• [DATA ENTRIES]
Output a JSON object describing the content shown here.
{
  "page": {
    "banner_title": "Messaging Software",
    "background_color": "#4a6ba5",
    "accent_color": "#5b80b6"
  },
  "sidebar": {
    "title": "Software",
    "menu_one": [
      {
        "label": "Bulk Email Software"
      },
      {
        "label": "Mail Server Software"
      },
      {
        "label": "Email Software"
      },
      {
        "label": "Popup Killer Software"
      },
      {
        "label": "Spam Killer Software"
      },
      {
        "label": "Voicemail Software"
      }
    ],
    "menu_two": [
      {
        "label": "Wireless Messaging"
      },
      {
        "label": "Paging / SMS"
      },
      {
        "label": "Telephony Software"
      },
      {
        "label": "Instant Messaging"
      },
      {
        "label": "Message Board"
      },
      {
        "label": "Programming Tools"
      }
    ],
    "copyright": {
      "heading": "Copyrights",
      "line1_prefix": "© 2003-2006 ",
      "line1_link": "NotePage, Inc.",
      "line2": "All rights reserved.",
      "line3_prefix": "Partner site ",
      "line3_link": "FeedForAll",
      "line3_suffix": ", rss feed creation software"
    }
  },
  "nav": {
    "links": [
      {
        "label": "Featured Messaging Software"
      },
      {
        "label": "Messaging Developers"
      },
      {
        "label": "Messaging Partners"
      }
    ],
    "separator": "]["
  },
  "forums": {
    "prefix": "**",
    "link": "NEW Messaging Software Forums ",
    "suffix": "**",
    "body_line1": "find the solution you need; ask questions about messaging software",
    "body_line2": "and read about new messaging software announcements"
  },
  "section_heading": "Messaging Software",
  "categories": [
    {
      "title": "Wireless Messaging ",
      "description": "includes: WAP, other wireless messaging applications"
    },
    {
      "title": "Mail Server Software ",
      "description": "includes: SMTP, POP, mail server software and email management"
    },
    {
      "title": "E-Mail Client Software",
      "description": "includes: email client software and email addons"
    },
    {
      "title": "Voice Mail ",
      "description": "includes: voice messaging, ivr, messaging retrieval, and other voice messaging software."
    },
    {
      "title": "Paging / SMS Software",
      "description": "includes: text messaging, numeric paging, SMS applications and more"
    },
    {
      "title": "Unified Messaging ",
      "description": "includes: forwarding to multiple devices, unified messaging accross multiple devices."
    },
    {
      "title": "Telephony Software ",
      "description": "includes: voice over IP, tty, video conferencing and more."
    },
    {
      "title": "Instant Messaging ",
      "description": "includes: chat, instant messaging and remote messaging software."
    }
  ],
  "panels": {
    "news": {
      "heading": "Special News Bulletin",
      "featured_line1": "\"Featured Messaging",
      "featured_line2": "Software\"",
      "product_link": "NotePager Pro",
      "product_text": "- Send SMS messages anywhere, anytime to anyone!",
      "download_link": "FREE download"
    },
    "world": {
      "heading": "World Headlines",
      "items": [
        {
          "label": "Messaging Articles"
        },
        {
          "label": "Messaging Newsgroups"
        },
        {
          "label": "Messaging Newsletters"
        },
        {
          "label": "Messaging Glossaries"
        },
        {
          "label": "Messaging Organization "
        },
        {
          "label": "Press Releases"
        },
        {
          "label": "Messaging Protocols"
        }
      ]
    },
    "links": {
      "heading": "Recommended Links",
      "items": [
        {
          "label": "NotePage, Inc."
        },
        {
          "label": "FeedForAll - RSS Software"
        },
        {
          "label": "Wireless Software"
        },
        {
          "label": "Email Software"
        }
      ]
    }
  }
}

• [EXERCISE DETAILS] Restate each record word for word.

• [THE REPLY]
Output a JSON object describing the content shown here.
{
  "page": {
    "banner_title": "Messaging Software",
    "background_color": "#4a6ba5",
    "accent_color": "#5b80b6"
  },
  "sidebar": {
    "title": "Software",
    "menu_one": [
      {
        "label": "Bulk Email Software"
      },
      {
        "label": "Mail Server Software"
      },
      {
        "label": "Email Software"
      },
      {
        "label": "Popup Killer Software"
      },
      {
        "label": "Spam Killer Software"
      },
      {
        "label": "Voicemail Software"
      }
    ],
    "menu_two": [
      {
        "label": "Wireless Messaging"
      },
      {
        "label": "Paging / SMS"
      },
      {
        "label": "Telephony Software"
      },
      {
        "label": "Instant Messaging"
      },
      {
        "label": "Message Board"
      },
      {
        "label": "Programming Tools"
      }
    ],
    "copyright": {
      "heading": "Copyrights",
      "line1_prefix": "© 2003-2006 ",
      "line1_link": "NotePage, Inc.",
      "line2": "All rights reserved.",
      "line3_prefix": "Partner site ",
      "line3_link": "FeedForAll",
      "line3_suffix": ", rss feed creation software"
    }
  },
  "nav": {
    "links": [
      {
        "label": "Featured Messaging Software"
      },
      {
        "label": "Messaging Developers"
      },
      {
        "label": "Messaging Partners"
      }
    ],
    "separator": "]["
  },
  "forums": {
    "prefix": "**",
    "link": "NEW Messaging Software Forums ",
    "suffix": "**",
    "body_line1": "find the solution you need; ask questions about messaging software",
    "body_line2": "and read about new messaging software announcements"
  },
  "section_heading": "Messaging Software",
  "categories": [
    {
      "title": "Wireless Messaging ",
      "description": "includes: WAP, other wireless messaging applications"
    },
    {
      "title": "Mail Server Software ",
      "description": "includes: SMTP, POP, mail server software and email management"
    },
    {
      "title": "E-Mail Client Software",
      "description": "includes: email client software and email addons"
    },
    {
      "title": "Voice Mail ",
      "description": "includes: voice messaging, ivr, messaging retrieval, and other voice messaging software."
    },
    {
      "title": "Paging / SMS Software",
      "description": "includes: text messaging, numeric paging, SMS applications and more"
    },
    {
      "title": "Unified Messaging ",
      "description": "includes: forwarding to multiple devices, unified messaging accross multiple devices."
    },
    {
      "title": "Telephony Software ",
      "description": "includes: voice over IP, tty, video conferencing and more."
    },
    {
      "title": "Instant Messaging ",
      "description": "includes: chat, instant messaging and remote messaging software."
    }
  ],
  "panels": {
    "news": {
      "heading": "Special News Bulletin",
      "featured_line1": "\"Featured Messaging",
      "featured_line2": "Software\"",
      "product_link": "NotePager Pro",
      "product_text": "- Send SMS messages anywhere, anytime to anyone!",
      "download_link": "FREE download"
    },
    "world": {
      "heading": "World Headlines",
      "items": [
        {
          "label": "Messaging Articles"
        },
        {
          "label": "Messaging Newsgroups"
        },
        {
          "label": "Messaging Newsletters"
        },
        {
          "label": "Messaging Glossaries"
        },
        {
          "label": "Messaging Organization "
        },
        {
          "label": "Press Releases"
        },
        {
          "label": "Messaging Protocols"
        }
      ]
    },
    "links": {
      "heading": "Recommended Links",
      "items": [
        {
          "label": "NotePage, Inc."
        },
        {
          "label": "FeedForAll - RSS Software"
        },
        {
          "label": "Wireless Software"
        },
        {
          "label": "Email Software"
        }
      ]
    }
  }
}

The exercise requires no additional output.